>> begin Dataset entries

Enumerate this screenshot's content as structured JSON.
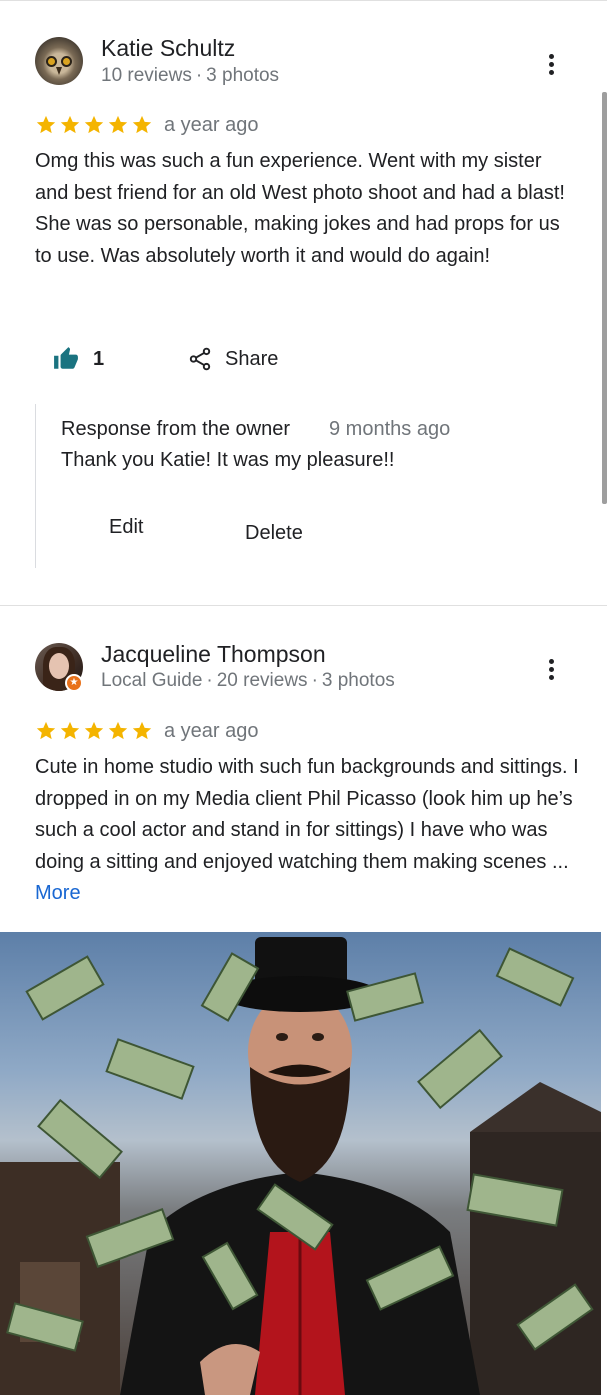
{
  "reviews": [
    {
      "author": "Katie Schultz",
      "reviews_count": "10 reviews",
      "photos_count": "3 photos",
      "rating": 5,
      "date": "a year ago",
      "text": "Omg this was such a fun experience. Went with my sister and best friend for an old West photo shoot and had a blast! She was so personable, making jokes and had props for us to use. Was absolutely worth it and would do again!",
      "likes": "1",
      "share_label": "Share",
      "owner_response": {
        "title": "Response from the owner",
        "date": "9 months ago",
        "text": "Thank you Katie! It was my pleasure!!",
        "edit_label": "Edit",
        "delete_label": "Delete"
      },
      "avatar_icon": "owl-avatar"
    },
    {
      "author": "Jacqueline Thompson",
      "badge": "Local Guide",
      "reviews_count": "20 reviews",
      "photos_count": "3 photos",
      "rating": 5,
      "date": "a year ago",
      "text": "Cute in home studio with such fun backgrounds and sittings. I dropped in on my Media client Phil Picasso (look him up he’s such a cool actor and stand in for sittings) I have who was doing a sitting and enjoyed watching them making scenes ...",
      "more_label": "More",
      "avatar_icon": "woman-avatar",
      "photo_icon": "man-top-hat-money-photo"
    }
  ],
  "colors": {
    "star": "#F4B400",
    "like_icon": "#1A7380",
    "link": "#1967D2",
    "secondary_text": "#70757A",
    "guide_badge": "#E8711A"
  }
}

>> end Dataset entries
>> begin Dataset entries

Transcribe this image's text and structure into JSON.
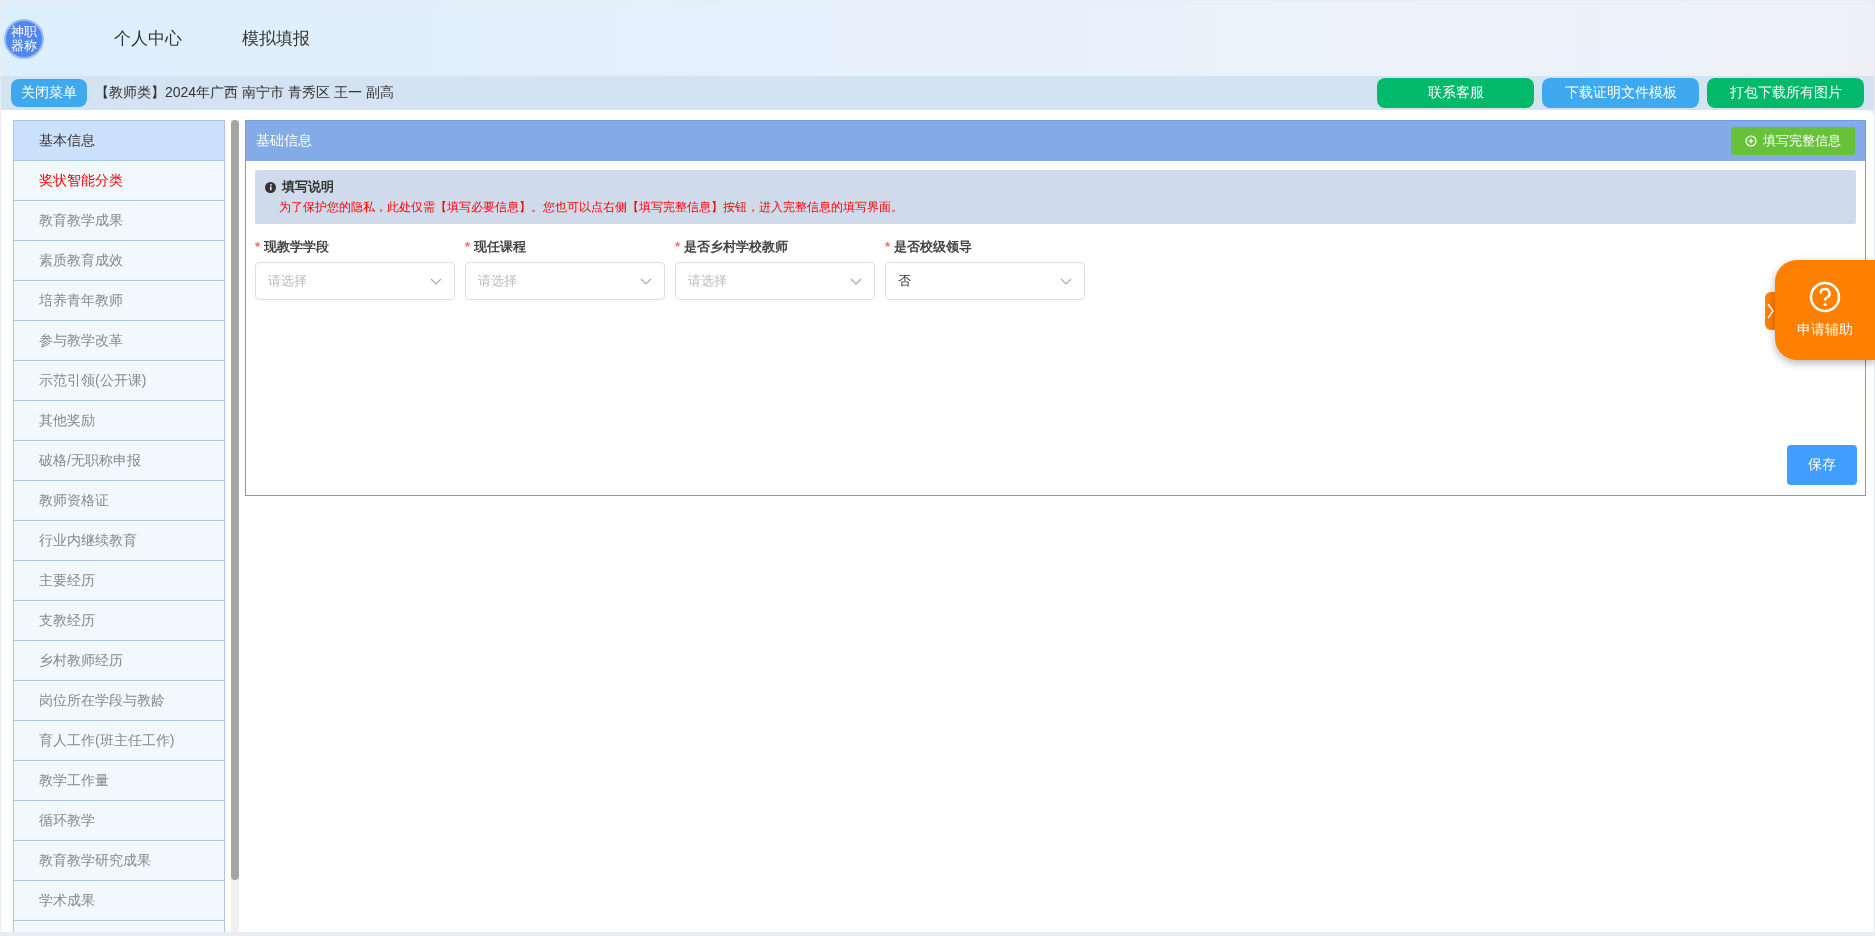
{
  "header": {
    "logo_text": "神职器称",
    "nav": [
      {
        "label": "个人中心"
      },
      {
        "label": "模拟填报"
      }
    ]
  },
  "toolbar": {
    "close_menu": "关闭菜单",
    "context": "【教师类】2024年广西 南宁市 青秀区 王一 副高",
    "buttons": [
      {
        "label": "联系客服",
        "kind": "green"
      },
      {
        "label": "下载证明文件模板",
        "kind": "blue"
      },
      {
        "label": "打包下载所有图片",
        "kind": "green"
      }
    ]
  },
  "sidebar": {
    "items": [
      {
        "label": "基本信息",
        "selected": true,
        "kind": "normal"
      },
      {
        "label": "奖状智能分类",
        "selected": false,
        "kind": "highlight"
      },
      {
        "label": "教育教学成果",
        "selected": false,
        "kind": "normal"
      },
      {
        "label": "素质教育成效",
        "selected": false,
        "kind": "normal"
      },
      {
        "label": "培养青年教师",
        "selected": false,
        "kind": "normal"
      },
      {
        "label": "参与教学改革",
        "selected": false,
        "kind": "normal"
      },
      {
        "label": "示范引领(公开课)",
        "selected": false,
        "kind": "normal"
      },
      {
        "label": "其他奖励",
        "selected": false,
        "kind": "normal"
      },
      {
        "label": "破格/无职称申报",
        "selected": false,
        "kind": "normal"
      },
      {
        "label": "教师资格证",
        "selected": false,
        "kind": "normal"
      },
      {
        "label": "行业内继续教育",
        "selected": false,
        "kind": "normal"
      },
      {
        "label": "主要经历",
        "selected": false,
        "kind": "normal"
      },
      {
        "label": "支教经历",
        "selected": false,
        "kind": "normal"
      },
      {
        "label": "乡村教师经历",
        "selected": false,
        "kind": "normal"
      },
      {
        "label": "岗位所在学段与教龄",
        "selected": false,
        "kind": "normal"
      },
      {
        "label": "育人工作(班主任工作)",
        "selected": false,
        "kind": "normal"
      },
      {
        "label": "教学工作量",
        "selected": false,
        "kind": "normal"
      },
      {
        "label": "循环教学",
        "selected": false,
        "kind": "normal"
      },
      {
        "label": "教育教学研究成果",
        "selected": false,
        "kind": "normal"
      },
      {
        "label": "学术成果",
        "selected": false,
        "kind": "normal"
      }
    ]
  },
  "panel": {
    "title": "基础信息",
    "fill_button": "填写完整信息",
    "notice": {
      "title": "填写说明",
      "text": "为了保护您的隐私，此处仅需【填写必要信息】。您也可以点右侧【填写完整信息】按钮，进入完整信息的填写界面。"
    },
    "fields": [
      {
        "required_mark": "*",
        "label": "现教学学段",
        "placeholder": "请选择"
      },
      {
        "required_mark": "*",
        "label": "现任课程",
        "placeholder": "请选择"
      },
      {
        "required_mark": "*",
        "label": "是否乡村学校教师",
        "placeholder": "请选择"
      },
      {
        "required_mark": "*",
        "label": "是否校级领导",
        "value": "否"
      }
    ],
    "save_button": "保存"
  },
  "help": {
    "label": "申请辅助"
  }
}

>> end Dataset entries
>> begin Dataset entries

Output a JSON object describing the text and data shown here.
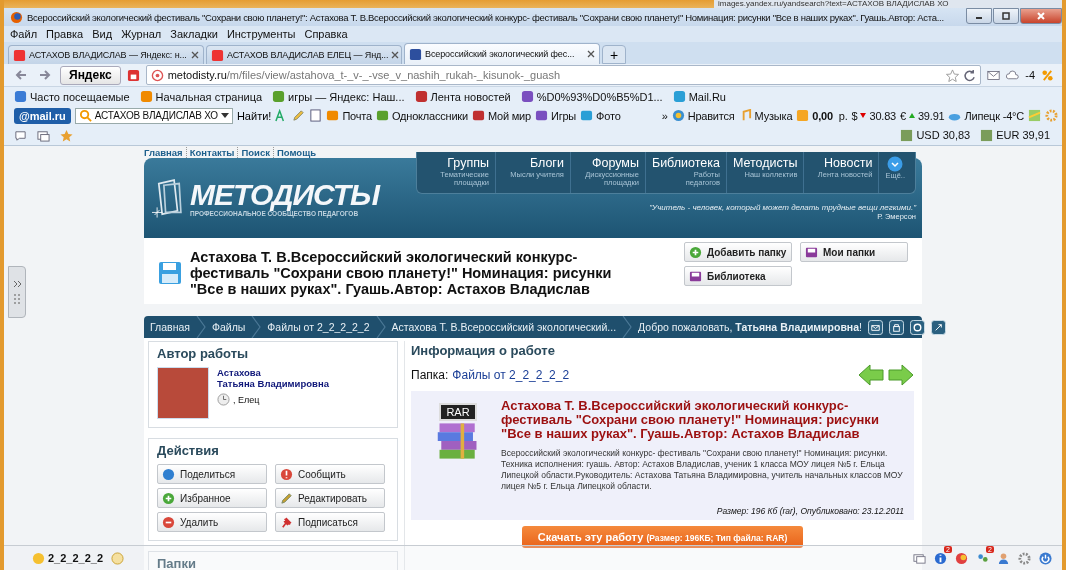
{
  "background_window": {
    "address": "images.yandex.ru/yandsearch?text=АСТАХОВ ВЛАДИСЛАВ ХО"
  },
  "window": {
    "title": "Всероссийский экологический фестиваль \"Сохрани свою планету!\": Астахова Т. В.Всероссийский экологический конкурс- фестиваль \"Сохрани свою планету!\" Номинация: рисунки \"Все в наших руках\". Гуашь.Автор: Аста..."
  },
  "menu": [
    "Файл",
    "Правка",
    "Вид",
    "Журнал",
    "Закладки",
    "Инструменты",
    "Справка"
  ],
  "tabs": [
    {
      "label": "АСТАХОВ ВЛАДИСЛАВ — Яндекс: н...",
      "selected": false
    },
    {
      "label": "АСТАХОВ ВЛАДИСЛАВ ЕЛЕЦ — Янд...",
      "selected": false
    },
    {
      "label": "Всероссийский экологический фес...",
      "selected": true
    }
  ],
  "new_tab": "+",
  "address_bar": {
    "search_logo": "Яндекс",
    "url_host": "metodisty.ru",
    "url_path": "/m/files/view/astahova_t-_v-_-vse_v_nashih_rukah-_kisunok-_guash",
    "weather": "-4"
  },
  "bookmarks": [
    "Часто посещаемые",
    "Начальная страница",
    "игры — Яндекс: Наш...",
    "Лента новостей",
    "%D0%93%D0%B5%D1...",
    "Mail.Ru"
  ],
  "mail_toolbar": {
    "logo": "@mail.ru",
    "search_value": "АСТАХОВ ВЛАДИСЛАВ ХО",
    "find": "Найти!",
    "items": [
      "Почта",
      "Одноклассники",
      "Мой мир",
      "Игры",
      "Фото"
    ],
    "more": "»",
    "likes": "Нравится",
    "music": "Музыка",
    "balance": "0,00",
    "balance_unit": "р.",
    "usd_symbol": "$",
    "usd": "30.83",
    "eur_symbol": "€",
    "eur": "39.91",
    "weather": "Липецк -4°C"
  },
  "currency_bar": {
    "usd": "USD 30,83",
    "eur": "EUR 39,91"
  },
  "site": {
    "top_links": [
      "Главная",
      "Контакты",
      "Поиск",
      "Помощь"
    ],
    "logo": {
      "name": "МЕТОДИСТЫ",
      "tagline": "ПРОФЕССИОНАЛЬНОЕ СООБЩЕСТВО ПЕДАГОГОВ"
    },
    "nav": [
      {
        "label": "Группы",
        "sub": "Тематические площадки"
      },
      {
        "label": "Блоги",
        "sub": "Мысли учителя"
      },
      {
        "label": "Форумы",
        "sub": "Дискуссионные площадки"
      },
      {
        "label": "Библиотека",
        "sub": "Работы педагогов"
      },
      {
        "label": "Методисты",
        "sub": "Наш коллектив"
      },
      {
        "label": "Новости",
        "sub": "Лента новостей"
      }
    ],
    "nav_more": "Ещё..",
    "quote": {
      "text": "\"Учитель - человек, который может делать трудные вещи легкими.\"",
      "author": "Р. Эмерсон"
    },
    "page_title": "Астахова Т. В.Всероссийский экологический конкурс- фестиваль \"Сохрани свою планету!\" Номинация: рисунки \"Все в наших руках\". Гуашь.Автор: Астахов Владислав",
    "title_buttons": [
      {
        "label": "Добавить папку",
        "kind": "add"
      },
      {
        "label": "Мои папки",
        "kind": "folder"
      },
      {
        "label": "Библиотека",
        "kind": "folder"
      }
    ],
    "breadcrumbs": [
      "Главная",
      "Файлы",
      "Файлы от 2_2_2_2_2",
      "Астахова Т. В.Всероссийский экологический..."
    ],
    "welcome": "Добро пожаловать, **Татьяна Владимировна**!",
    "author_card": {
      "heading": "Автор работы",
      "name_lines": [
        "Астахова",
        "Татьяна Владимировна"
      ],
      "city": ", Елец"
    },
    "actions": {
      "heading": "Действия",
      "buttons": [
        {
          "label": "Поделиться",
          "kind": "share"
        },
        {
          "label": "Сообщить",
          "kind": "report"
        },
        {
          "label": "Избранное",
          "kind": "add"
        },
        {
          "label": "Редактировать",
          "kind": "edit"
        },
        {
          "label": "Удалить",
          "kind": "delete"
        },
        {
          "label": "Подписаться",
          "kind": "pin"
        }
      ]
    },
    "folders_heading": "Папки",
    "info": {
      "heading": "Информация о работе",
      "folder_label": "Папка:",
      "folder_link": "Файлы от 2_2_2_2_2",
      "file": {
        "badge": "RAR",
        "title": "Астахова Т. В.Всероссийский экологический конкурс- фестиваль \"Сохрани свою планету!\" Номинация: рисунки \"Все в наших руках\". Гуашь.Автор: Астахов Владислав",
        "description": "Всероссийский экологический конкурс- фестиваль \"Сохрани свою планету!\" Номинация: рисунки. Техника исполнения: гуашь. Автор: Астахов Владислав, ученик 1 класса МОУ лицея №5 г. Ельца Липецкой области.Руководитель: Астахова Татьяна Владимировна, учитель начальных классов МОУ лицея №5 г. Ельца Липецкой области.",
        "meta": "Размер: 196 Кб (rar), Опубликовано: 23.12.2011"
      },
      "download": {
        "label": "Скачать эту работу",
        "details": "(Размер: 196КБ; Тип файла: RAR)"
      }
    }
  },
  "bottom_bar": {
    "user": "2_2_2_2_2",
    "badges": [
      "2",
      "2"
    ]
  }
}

>> end Dataset entries

**Work to do**
Which lines in the records above contain the string "Katie"? Copy each one.

**Response to this task**
      "author": "Katie Schultz",
        "text": "Thank you Katie! It was my pleasure!!",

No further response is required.